*TASK DETAILS*. Copy out each line that has "choklad" in it.
• • • • • • •
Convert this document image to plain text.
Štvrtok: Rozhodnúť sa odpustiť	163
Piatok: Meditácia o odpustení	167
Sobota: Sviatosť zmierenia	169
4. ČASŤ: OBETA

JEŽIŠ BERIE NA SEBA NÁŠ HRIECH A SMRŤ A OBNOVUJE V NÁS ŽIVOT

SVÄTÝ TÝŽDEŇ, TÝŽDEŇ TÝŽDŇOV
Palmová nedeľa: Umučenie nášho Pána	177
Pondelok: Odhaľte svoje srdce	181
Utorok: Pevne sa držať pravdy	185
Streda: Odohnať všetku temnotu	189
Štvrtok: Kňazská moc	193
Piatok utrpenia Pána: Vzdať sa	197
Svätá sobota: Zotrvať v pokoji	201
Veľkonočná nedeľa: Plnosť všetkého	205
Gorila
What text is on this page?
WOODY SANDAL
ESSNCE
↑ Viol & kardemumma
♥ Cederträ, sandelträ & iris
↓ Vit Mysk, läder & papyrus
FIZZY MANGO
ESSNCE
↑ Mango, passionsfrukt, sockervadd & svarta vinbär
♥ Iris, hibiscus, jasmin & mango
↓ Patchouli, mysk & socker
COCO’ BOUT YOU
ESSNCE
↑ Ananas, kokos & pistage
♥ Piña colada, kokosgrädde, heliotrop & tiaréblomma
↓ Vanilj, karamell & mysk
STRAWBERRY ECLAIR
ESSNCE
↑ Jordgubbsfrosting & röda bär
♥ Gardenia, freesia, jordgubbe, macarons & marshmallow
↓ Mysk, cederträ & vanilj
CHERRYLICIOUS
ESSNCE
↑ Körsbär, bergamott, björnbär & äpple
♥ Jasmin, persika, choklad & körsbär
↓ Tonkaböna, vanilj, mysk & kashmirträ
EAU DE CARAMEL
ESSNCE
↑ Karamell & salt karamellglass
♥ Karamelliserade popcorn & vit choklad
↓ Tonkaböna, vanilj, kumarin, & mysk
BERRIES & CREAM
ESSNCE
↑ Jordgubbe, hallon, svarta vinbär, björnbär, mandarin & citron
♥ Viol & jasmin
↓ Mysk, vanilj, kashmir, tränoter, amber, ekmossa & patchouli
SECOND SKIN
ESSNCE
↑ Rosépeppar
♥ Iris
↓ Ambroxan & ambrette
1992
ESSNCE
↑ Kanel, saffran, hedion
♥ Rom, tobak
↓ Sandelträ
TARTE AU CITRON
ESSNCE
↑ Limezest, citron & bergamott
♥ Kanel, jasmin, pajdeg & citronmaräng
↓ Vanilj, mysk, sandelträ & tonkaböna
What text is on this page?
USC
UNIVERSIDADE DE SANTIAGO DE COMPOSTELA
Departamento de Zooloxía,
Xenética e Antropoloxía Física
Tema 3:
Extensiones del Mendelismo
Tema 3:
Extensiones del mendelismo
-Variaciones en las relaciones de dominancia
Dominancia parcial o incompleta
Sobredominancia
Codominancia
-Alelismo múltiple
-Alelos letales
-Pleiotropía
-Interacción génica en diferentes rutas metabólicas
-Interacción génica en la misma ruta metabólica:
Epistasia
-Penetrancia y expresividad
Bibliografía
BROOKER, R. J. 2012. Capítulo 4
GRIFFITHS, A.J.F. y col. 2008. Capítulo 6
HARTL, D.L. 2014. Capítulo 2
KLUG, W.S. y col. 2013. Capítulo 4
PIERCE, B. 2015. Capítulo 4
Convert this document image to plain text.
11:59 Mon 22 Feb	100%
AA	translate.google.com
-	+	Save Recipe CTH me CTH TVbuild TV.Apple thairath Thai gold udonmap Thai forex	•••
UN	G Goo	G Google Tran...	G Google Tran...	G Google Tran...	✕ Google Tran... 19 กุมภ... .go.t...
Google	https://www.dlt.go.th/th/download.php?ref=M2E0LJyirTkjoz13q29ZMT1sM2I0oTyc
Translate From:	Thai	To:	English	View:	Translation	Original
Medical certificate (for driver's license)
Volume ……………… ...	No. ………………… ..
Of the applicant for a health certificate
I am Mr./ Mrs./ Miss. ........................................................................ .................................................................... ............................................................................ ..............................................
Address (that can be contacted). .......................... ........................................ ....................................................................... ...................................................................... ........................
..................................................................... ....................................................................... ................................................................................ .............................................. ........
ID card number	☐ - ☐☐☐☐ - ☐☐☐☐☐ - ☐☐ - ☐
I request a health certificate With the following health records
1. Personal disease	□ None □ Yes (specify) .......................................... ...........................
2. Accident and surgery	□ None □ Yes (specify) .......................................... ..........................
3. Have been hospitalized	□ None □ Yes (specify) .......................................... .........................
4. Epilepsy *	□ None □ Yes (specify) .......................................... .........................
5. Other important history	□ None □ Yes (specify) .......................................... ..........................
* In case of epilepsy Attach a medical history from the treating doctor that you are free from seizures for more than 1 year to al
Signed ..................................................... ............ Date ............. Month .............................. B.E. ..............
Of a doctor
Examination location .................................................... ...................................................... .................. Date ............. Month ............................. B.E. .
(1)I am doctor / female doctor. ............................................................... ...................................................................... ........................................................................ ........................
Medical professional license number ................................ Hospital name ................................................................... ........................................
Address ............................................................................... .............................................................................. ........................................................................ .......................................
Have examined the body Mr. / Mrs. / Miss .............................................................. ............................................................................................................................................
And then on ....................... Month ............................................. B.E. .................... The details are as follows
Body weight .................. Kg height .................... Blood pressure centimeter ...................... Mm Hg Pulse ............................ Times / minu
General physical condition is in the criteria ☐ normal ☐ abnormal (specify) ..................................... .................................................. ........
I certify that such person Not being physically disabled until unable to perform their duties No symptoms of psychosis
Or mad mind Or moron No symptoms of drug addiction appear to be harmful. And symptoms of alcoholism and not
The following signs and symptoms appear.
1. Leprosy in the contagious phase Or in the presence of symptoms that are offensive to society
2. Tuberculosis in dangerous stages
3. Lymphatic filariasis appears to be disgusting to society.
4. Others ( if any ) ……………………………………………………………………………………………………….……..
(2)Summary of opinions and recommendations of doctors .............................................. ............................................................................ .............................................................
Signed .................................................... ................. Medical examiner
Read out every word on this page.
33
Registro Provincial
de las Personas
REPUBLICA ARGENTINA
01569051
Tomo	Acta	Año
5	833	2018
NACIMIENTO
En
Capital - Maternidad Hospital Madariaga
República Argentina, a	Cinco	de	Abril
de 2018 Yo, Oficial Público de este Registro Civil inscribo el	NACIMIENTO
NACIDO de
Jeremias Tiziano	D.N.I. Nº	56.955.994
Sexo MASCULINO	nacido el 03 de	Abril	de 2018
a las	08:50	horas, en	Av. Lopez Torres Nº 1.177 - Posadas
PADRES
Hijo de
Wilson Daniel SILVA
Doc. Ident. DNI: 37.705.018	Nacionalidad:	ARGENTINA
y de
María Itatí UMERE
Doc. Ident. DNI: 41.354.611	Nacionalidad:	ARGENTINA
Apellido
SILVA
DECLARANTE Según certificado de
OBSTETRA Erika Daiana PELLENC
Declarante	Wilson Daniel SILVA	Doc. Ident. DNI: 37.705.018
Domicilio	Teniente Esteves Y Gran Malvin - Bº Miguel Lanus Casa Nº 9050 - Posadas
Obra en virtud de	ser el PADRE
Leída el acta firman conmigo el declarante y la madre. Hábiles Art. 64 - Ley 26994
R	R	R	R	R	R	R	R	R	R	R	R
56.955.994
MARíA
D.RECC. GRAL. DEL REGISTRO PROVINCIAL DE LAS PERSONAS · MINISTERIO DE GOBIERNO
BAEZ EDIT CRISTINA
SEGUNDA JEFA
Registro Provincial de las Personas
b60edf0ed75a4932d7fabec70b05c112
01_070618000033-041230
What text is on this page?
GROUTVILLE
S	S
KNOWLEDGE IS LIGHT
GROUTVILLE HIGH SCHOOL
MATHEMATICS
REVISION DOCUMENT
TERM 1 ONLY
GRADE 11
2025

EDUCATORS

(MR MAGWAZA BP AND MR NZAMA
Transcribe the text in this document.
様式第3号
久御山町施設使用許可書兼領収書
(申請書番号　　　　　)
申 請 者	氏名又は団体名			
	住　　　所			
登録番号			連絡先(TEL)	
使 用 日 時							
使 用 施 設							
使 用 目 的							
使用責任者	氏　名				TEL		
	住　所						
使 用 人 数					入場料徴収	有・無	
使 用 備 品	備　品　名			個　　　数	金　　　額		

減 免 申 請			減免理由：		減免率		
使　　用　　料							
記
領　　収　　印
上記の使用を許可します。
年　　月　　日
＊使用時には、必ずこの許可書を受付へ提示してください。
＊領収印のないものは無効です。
• • • • • • •
*WORKED ANSWER*.
♥ Jasmin, persika, choklad & körsbär
♥ Karamelliserade popcorn & vit choklad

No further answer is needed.